START

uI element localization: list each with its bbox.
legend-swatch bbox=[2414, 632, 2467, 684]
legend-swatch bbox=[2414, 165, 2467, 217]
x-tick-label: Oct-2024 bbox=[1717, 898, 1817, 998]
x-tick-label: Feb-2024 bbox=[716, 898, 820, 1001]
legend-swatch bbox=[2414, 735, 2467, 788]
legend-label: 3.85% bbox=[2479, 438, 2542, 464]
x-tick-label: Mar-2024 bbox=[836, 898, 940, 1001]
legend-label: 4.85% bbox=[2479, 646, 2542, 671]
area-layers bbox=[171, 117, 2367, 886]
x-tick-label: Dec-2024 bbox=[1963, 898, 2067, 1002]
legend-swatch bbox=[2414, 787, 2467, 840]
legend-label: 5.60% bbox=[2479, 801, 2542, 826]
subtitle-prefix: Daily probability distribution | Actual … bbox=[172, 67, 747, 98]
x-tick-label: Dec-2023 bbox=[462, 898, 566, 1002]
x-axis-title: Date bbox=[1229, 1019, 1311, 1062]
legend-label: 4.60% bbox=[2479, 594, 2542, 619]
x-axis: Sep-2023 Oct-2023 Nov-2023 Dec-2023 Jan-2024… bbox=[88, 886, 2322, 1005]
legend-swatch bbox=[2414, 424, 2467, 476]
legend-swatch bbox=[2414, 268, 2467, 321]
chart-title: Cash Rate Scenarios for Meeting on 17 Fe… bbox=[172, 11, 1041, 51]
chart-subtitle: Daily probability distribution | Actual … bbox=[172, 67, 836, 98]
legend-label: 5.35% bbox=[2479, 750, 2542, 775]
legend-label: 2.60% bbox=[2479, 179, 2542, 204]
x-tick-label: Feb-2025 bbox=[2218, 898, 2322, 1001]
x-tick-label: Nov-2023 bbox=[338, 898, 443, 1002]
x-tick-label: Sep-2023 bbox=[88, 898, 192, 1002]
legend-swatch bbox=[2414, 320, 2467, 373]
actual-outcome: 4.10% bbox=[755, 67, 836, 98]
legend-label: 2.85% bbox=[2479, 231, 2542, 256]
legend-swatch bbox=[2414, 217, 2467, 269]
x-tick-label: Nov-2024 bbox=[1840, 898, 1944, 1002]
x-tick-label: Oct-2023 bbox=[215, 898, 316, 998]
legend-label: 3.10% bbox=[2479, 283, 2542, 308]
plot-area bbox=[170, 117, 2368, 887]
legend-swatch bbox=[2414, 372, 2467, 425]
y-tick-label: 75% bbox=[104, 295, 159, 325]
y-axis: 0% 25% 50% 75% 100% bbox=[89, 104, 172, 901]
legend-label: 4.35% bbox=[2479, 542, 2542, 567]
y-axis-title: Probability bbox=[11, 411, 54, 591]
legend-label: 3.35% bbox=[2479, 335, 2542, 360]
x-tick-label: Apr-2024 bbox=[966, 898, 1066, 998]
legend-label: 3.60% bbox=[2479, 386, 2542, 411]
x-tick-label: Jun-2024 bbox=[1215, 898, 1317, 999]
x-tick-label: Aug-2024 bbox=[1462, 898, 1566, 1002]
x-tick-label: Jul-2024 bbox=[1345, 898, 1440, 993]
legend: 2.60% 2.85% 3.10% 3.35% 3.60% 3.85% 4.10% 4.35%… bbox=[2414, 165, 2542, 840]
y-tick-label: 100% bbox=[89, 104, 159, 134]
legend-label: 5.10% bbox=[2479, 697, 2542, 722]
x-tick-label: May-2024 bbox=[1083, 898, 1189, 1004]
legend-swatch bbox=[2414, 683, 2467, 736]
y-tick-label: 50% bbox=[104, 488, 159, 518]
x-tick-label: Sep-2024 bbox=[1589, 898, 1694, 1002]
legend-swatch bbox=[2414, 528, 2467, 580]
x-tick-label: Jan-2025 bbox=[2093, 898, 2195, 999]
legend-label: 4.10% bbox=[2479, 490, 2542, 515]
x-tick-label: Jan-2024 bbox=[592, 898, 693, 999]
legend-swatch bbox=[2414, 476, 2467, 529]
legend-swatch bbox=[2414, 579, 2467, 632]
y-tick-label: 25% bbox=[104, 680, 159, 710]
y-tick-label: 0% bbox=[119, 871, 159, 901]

END

Task instructions:
Rewrite all of the records above with every occurrence of "legend-swatch" renamed to "legend-marker", and leave everything else unchanged.

Solution to this problem:
uI element localization: list each with its bbox.
legend-marker bbox=[2414, 632, 2467, 684]
legend-marker bbox=[2414, 165, 2467, 217]
x-tick-label: Oct-2024 bbox=[1717, 898, 1817, 998]
x-tick-label: Feb-2024 bbox=[716, 898, 820, 1001]
legend-marker bbox=[2414, 735, 2467, 788]
legend-label: 3.85% bbox=[2479, 438, 2542, 464]
x-tick-label: Mar-2024 bbox=[836, 898, 940, 1001]
legend-label: 4.85% bbox=[2479, 646, 2542, 671]
area-layers bbox=[171, 117, 2367, 886]
x-tick-label: Dec-2024 bbox=[1963, 898, 2067, 1002]
legend-marker bbox=[2414, 787, 2467, 840]
legend-label: 5.60% bbox=[2479, 801, 2542, 826]
subtitle-prefix: Daily probability distribution | Actual … bbox=[172, 67, 747, 98]
x-tick-label: Dec-2023 bbox=[462, 898, 566, 1002]
x-axis-title: Date bbox=[1229, 1019, 1311, 1062]
legend-label: 4.60% bbox=[2479, 594, 2542, 619]
x-axis: Sep-2023 Oct-2023 Nov-2023 Dec-2023 Jan-2024… bbox=[88, 886, 2322, 1005]
legend-marker bbox=[2414, 424, 2467, 476]
legend-marker bbox=[2414, 268, 2467, 321]
chart-title: Cash Rate Scenarios for Meeting on 17 Fe… bbox=[172, 11, 1041, 51]
chart-subtitle: Daily probability distribution | Actual … bbox=[172, 67, 836, 98]
legend-label: 5.35% bbox=[2479, 750, 2542, 775]
legend-label: 2.60% bbox=[2479, 179, 2542, 204]
x-tick-label: Feb-2025 bbox=[2218, 898, 2322, 1001]
x-tick-label: Nov-2023 bbox=[338, 898, 443, 1002]
x-tick-label: Sep-2023 bbox=[88, 898, 192, 1002]
legend-marker bbox=[2414, 320, 2467, 373]
actual-outcome: 4.10% bbox=[755, 67, 836, 98]
legend-label: 2.85% bbox=[2479, 231, 2542, 256]
legend-marker bbox=[2414, 217, 2467, 269]
x-tick-label: Nov-2024 bbox=[1840, 898, 1944, 1002]
x-tick-label: Oct-2023 bbox=[215, 898, 316, 998]
legend-label: 3.10% bbox=[2479, 283, 2542, 308]
plot-area bbox=[170, 117, 2368, 887]
legend-marker bbox=[2414, 372, 2467, 425]
y-tick-label: 75% bbox=[104, 295, 159, 325]
y-axis: 0% 25% 50% 75% 100% bbox=[89, 104, 172, 901]
legend-label: 4.35% bbox=[2479, 542, 2542, 567]
y-axis-title: Probability bbox=[11, 411, 54, 591]
legend-label: 3.35% bbox=[2479, 335, 2542, 360]
x-tick-label: Apr-2024 bbox=[966, 898, 1066, 998]
legend-label: 3.60% bbox=[2479, 386, 2542, 411]
x-tick-label: Jun-2024 bbox=[1215, 898, 1317, 999]
x-tick-label: Aug-2024 bbox=[1462, 898, 1566, 1002]
x-tick-label: Jul-2024 bbox=[1345, 898, 1440, 993]
legend: 2.60% 2.85% 3.10% 3.35% 3.60% 3.85% 4.10% 4.35%… bbox=[2414, 165, 2542, 840]
y-tick-label: 100% bbox=[89, 104, 159, 134]
legend-label: 5.10% bbox=[2479, 697, 2542, 722]
x-tick-label: May-2024 bbox=[1083, 898, 1189, 1004]
legend-marker bbox=[2414, 683, 2467, 736]
y-tick-label: 50% bbox=[104, 488, 159, 518]
x-tick-label: Sep-2024 bbox=[1589, 898, 1694, 1002]
legend-marker bbox=[2414, 528, 2467, 580]
x-tick-label: Jan-2025 bbox=[2093, 898, 2195, 999]
legend-label: 4.10% bbox=[2479, 490, 2542, 515]
x-tick-label: Jan-2024 bbox=[592, 898, 693, 999]
legend-marker bbox=[2414, 476, 2467, 529]
legend-marker bbox=[2414, 579, 2467, 632]
y-tick-label: 25% bbox=[104, 680, 159, 710]
y-tick-label: 0% bbox=[119, 871, 159, 901]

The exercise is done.